Stated task: Each line that follows is to be retyped exactly.

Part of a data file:
################

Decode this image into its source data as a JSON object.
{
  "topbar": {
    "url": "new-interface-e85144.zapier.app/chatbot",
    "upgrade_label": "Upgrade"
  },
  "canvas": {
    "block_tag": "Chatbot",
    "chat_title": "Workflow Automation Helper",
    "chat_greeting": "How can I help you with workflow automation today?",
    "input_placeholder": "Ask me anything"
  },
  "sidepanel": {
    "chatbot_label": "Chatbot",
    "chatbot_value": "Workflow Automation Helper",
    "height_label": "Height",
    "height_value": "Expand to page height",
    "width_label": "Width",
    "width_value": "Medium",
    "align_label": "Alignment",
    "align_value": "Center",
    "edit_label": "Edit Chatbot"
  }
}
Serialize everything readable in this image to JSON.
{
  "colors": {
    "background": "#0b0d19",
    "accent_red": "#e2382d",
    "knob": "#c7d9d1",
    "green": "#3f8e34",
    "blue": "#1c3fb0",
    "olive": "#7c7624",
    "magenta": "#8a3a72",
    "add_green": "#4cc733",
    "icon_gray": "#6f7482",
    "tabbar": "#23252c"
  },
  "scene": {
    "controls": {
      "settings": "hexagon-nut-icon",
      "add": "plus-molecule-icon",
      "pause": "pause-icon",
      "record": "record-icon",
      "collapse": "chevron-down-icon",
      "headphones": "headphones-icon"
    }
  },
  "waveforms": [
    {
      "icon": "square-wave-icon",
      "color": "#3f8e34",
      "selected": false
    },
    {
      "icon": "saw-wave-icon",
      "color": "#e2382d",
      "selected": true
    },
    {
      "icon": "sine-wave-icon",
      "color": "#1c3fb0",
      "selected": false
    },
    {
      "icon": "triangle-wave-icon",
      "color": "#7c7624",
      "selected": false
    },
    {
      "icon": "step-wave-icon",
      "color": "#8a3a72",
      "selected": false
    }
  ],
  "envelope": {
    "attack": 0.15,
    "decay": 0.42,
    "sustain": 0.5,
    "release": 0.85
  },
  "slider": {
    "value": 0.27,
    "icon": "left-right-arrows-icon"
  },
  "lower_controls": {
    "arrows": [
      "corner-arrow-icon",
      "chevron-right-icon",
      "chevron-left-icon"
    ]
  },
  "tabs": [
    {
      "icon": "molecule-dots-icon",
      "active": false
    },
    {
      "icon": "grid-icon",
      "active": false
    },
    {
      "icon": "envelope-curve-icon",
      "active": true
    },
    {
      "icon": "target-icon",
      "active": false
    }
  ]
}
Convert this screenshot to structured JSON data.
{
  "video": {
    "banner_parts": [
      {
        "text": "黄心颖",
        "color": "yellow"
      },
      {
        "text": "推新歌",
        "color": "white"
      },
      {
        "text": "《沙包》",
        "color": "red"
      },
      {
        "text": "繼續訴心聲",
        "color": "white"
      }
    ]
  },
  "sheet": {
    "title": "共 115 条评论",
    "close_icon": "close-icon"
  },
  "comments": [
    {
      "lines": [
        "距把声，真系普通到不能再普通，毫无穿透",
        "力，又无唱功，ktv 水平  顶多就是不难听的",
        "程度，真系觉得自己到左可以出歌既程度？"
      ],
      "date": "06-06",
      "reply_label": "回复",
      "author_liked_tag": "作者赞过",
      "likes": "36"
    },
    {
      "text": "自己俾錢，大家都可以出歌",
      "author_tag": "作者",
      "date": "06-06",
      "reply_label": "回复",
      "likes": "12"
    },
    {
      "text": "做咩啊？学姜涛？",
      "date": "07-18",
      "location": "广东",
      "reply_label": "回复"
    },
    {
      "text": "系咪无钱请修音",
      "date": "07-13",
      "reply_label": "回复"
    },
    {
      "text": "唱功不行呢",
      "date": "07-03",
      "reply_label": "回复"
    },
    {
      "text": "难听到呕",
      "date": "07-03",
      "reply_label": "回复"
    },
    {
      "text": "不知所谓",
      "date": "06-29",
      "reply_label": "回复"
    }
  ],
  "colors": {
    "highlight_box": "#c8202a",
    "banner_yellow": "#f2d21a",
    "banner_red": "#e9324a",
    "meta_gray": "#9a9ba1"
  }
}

################

Exercise result:
Decode this image into its source data as a JSON object.
{
  "topbar": {
    "url": "new-interface-e85144.zapier.app/chatbot",
    "upgrade_label": "Upgrade"
  },
  "canvas": {
    "block_tag": "Chatbot",
    "chat_title": "Workflow Automation Helper",
    "chat_greeting": "How can I help you with workflow automation today?",
    "input_placeholder": "Ask me anything"
  },
  "sidepanel": {
    "chatbot_label": "Chatbot",
    "chatbot_value": "Workflow Automation Helper",
    "height_label": "Height",
    "height_value": "Expand to page height",
    "width_label": "Width",
    "width_value": "Medium",
    "align_label": "Alignment",
    "align_value": "Center",
    "edit_label": "Edit Chatbot"
  }
}
Serialize everything readable in this image to JSON.
{
  "colors": {
    "background": "#0b0d19",
    "accent_red": "#e2382d",
    "knob": "#c7d9d1",
    "green": "#3f8e34",
    "blue": "#1c3fb0",
    "olive": "#7c7624",
    "magenta": "#8a3a72",
    "add_green": "#4cc733",
    "icon_gray": "#6f7482",
    "tabbar": "#23252c"
  },
  "scene": {
    "controls": {
      "settings": "hexagon-nut-icon",
      "add": "plus-molecule-icon",
      "pause": "pause-icon",
      "record": "record-icon",
      "collapse": "chevron-down-icon",
      "headphones": "headphones-icon"
    }
  },
  "waveforms": [
    {
      "icon": "square-wave-icon",
      "color": "#3f8e34",
      "selected": false
    },
    {
      "icon": "saw-wave-icon",
      "color": "#e2382d",
      "selected": true
    },
    {
      "icon": "sine-wave-icon",
      "color": "#1c3fb0",
      "selected": false
    },
    {
      "icon": "triangle-wave-icon",
      "color": "#7c7624",
      "selected": false
    },
    {
      "icon": "step-wave-icon",
      "color": "#8a3a72",
      "selected": false
    }
  ],
  "envelope": {
    "attack": 0.15,
    "decay": 0.42,
    "sustain": 0.5,
    "release": 0.85
  },
  "slider": {
    "value": 0.27,
    "icon": "left-right-arrows-icon"
  },
  "lower_controls": {
    "arrows": [
      "corner-arrow-icon",
      "chevron-right-icon",
      "chevron-left-icon"
    ]
  },
  "tabs": [
    {
      "icon": "molecule-dots-icon",
      "active": false
    },
    {
      "icon": "grid-icon",
      "active": false
    },
    {
      "icon": "envelope-curve-icon",
      "active": true
    },
    {
      "icon": "target-icon",
      "active": false
    }
  ]
}
Convert this screenshot to structured JSON data.
{
  "video": {
    "banner_parts": [
      {
        "text": "黄心颖",
        "color": "yellow"
      },
      {
        "text": "推新歌",
        "color": "white"
      },
      {
        "text": "《沙包》",
        "color": "red"
      },
      {
        "text": "繼續訴心聲",
        "color": "white"
      }
    ]
  },
  "sheet": {
    "title": "共 115 条评论",
    "close_icon": "close-icon"
  },
  "comments": [
    {
      "lines": [
        "距把声，真系普通到不能再普通，毫无穿透",
        "力，又无唱功，ktv 水平  顶多就是不难听的",
        "程度，真系觉得自己到左可以出歌既程度？"
      ],
      "date": "06-06",
      "reply_label": "回复",
      "author_liked_tag": "作者赞过",
      "likes": "36"
    },
    {
      "text": "自己俾錢，大家都可以出歌",
      "author_tag": "作者",
      "date": "06-06",
      "reply_label": "回复",
      "likes": "12"
    },
    {
      "text": "做咩啊？学姜涛？",
      "date": "07-18",
      "location": "广东",
      "reply_label": "回复"
    },
    {
      "text": "系咪无钱请修音",
      "date": "07-13",
      "reply_label": "回复"
    },
    {
      "text": "唱功不行呢",
      "date": "07-03",
      "reply_label": "回复"
    },
    {
      "text": "难听到呕",
      "date": "07-03",
      "reply_label": "回复"
    },
    {
      "text": "不知所谓",
      "date": "06-29",
      "reply_label": "回复"
    }
  ],
  "colors": {
    "highlight_box": "#c8202a",
    "banner_yellow": "#f2d21a",
    "banner_red": "#e9324a",
    "meta_gray": "#9a9ba1"
  }
}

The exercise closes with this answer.